Look through the entries below and report how many lines hold the string "violet". Only the number is wanted.

--

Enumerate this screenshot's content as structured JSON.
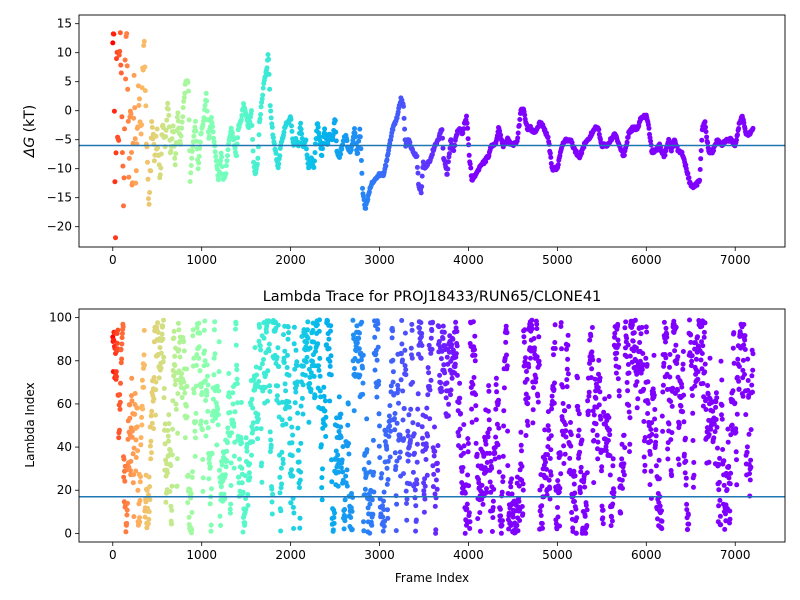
{
  "chart_data": [
    {
      "id": "dg",
      "type": "scatter",
      "title": "",
      "xlabel": "",
      "ylabel_main": "ΔG",
      "ylabel_unit": " (kT)",
      "xlim": [
        -380,
        7560
      ],
      "ylim": [
        -23.5,
        16.5
      ],
      "xticks": [
        0,
        1000,
        2000,
        3000,
        4000,
        5000,
        6000,
        7000
      ],
      "yticks": [
        -20,
        -15,
        -10,
        -5,
        0,
        5,
        10,
        15
      ],
      "hline": -6,
      "hline_color": "#1f77b4",
      "colormap": "rainbow (red at frame 0 → violet at late frames)",
      "segments": [
        [
          0,
          16
        ],
        [
          15,
          10
        ],
        [
          30,
          -22
        ],
        [
          45,
          12
        ],
        [
          60,
          -8
        ],
        [
          80,
          14
        ],
        [
          100,
          2
        ],
        [
          120,
          -18
        ],
        [
          140,
          8
        ],
        [
          160,
          12
        ],
        [
          180,
          -10
        ],
        [
          200,
          3
        ],
        [
          220,
          -14
        ],
        [
          240,
          6
        ],
        [
          260,
          -12
        ],
        [
          290,
          4
        ],
        [
          320,
          -2
        ],
        [
          350,
          12
        ],
        [
          380,
          -6
        ],
        [
          410,
          -16
        ],
        [
          440,
          -2
        ],
        [
          470,
          -8
        ],
        [
          500,
          -4
        ],
        [
          530,
          -12
        ],
        [
          560,
          -2
        ],
        [
          590,
          -6
        ],
        [
          620,
          2
        ],
        [
          650,
          -8
        ],
        [
          680,
          -2
        ],
        [
          700,
          -10
        ],
        [
          730,
          0
        ],
        [
          760,
          -6
        ],
        [
          790,
          0
        ],
        [
          820,
          5
        ],
        [
          850,
          5
        ],
        [
          870,
          -12
        ],
        [
          900,
          -6
        ],
        [
          930,
          -2
        ],
        [
          960,
          -10
        ],
        [
          990,
          -4
        ],
        [
          1020,
          -2
        ],
        [
          1050,
          3
        ],
        [
          1080,
          -5
        ],
        [
          1110,
          -1
        ],
        [
          1130,
          -4
        ],
        [
          1160,
          -8
        ],
        [
          1190,
          -12
        ],
        [
          1220,
          -7
        ],
        [
          1240,
          -12
        ],
        [
          1270,
          -11
        ],
        [
          1300,
          -6
        ],
        [
          1330,
          -3
        ],
        [
          1360,
          -5
        ],
        [
          1390,
          -8
        ],
        [
          1410,
          -3
        ],
        [
          1440,
          -2
        ],
        [
          1470,
          1
        ],
        [
          1500,
          -1
        ],
        [
          1530,
          -3
        ],
        [
          1560,
          0
        ],
        [
          1580,
          -8
        ],
        [
          1600,
          -11
        ],
        [
          1630,
          -9
        ],
        [
          1650,
          -2
        ],
        [
          1680,
          2
        ],
        [
          1700,
          5
        ],
        [
          1730,
          7
        ],
        [
          1750,
          10
        ],
        [
          1770,
          1
        ],
        [
          1800,
          -4
        ],
        [
          1830,
          -7
        ],
        [
          1860,
          -10
        ],
        [
          1890,
          -6
        ],
        [
          1920,
          -4
        ],
        [
          1950,
          -2
        ],
        [
          1980,
          -2
        ],
        [
          2000,
          -1
        ],
        [
          2030,
          -6
        ],
        [
          2060,
          -5
        ],
        [
          2090,
          -6
        ],
        [
          2110,
          -2
        ],
        [
          2140,
          -6
        ],
        [
          2170,
          -5
        ],
        [
          2200,
          -10
        ],
        [
          2230,
          -8
        ],
        [
          2260,
          -10
        ],
        [
          2300,
          -2
        ],
        [
          2320,
          -4
        ],
        [
          2350,
          -8
        ],
        [
          2380,
          -3
        ],
        [
          2410,
          -6
        ],
        [
          2440,
          -4
        ],
        [
          2470,
          -5
        ],
        [
          2500,
          -1
        ],
        [
          2520,
          -7
        ],
        [
          2550,
          -8
        ],
        [
          2580,
          -6
        ],
        [
          2620,
          -4
        ],
        [
          2650,
          -7
        ],
        [
          2680,
          -7
        ],
        [
          2720,
          -3
        ],
        [
          2750,
          -8
        ],
        [
          2780,
          -3
        ],
        [
          2810,
          -14
        ],
        [
          2840,
          -17
        ],
        [
          2870,
          -15
        ],
        [
          2900,
          -13
        ],
        [
          2940,
          -12
        ],
        [
          3000,
          -11
        ],
        [
          3050,
          -11
        ],
        [
          3100,
          -7
        ],
        [
          3150,
          -3
        ],
        [
          3200,
          -1
        ],
        [
          3240,
          2
        ],
        [
          3270,
          1
        ],
        [
          3290,
          -6
        ],
        [
          3320,
          -5
        ],
        [
          3350,
          -6
        ],
        [
          3380,
          -7
        ],
        [
          3420,
          -8
        ],
        [
          3440,
          -13
        ],
        [
          3470,
          -14
        ],
        [
          3490,
          -9
        ],
        [
          3520,
          -10
        ],
        [
          3550,
          -9
        ],
        [
          3580,
          -8
        ],
        [
          3620,
          -6
        ],
        [
          3660,
          -5
        ],
        [
          3700,
          -3
        ],
        [
          3720,
          -8
        ],
        [
          3760,
          -11
        ],
        [
          3800,
          -5
        ],
        [
          3830,
          -7
        ],
        [
          3870,
          -4
        ],
        [
          3900,
          -3
        ],
        [
          3930,
          -4
        ],
        [
          3960,
          -2
        ],
        [
          3980,
          -1
        ],
        [
          4010,
          -8
        ],
        [
          4040,
          -12
        ],
        [
          4080,
          -11
        ],
        [
          4120,
          -10
        ],
        [
          4170,
          -9
        ],
        [
          4220,
          -8
        ],
        [
          4260,
          -6
        ],
        [
          4300,
          -6
        ],
        [
          4340,
          -3
        ],
        [
          4390,
          -6
        ],
        [
          4440,
          -5
        ],
        [
          4500,
          -6
        ],
        [
          4550,
          -5
        ],
        [
          4590,
          0
        ],
        [
          4620,
          0
        ],
        [
          4660,
          -3
        ],
        [
          4700,
          -3
        ],
        [
          4740,
          -4
        ],
        [
          4780,
          -3
        ],
        [
          4800,
          -2
        ],
        [
          4850,
          -3
        ],
        [
          4900,
          -5
        ],
        [
          4940,
          -10
        ],
        [
          5000,
          -10
        ],
        [
          5050,
          -6
        ],
        [
          5100,
          -5
        ],
        [
          5150,
          -5
        ],
        [
          5200,
          -7
        ],
        [
          5250,
          -8
        ],
        [
          5300,
          -6
        ],
        [
          5350,
          -5
        ],
        [
          5420,
          -3
        ],
        [
          5460,
          -3
        ],
        [
          5500,
          -6
        ],
        [
          5560,
          -6
        ],
        [
          5600,
          -5
        ],
        [
          5650,
          -4
        ],
        [
          5700,
          -6
        ],
        [
          5750,
          -8
        ],
        [
          5800,
          -4
        ],
        [
          5850,
          -3
        ],
        [
          5900,
          -3
        ],
        [
          5950,
          -1
        ],
        [
          6000,
          -1
        ],
        [
          6030,
          -3
        ],
        [
          6060,
          -7
        ],
        [
          6100,
          -7
        ],
        [
          6150,
          -6
        ],
        [
          6200,
          -8
        ],
        [
          6250,
          -5
        ],
        [
          6280,
          -7
        ],
        [
          6320,
          -5
        ],
        [
          6360,
          -7
        ],
        [
          6400,
          -7
        ],
        [
          6450,
          -10
        ],
        [
          6500,
          -13
        ],
        [
          6550,
          -13
        ],
        [
          6600,
          -12
        ],
        [
          6630,
          -3
        ],
        [
          6660,
          -2
        ],
        [
          6700,
          -7
        ],
        [
          6750,
          -7
        ],
        [
          6800,
          -5
        ],
        [
          6850,
          -6
        ],
        [
          6900,
          -5
        ],
        [
          6950,
          -5
        ],
        [
          7000,
          -6
        ],
        [
          7050,
          -2
        ],
        [
          7080,
          -1
        ],
        [
          7120,
          -4
        ],
        [
          7160,
          -4
        ],
        [
          7200,
          -3
        ]
      ]
    },
    {
      "id": "lambda",
      "type": "scatter",
      "title": "Lambda Trace for PROJ18433/RUN65/CLONE41",
      "xlabel": "Frame Index",
      "ylabel": "Lambda Index",
      "xlim": [
        -380,
        7560
      ],
      "ylim": [
        -4,
        104
      ],
      "xticks": [
        0,
        1000,
        2000,
        3000,
        4000,
        5000,
        6000,
        7000
      ],
      "yticks": [
        0,
        20,
        40,
        60,
        80,
        100
      ],
      "hline": 17,
      "hline_color": "#1f77b4",
      "n_frames": 7200,
      "value_range": [
        0,
        99
      ],
      "colormap": "rainbow (red at frame 0 → violet at late frames)"
    }
  ],
  "x_tick_labels": [
    "0",
    "1000",
    "2000",
    "3000",
    "4000",
    "5000",
    "6000",
    "7000"
  ],
  "dg_y_tick_labels": [
    "−20",
    "−15",
    "−10",
    "−5",
    "0",
    "5",
    "10",
    "15"
  ],
  "lambda_y_tick_labels": [
    "0",
    "20",
    "40",
    "60",
    "80",
    "100"
  ]
}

--

Complete output:
2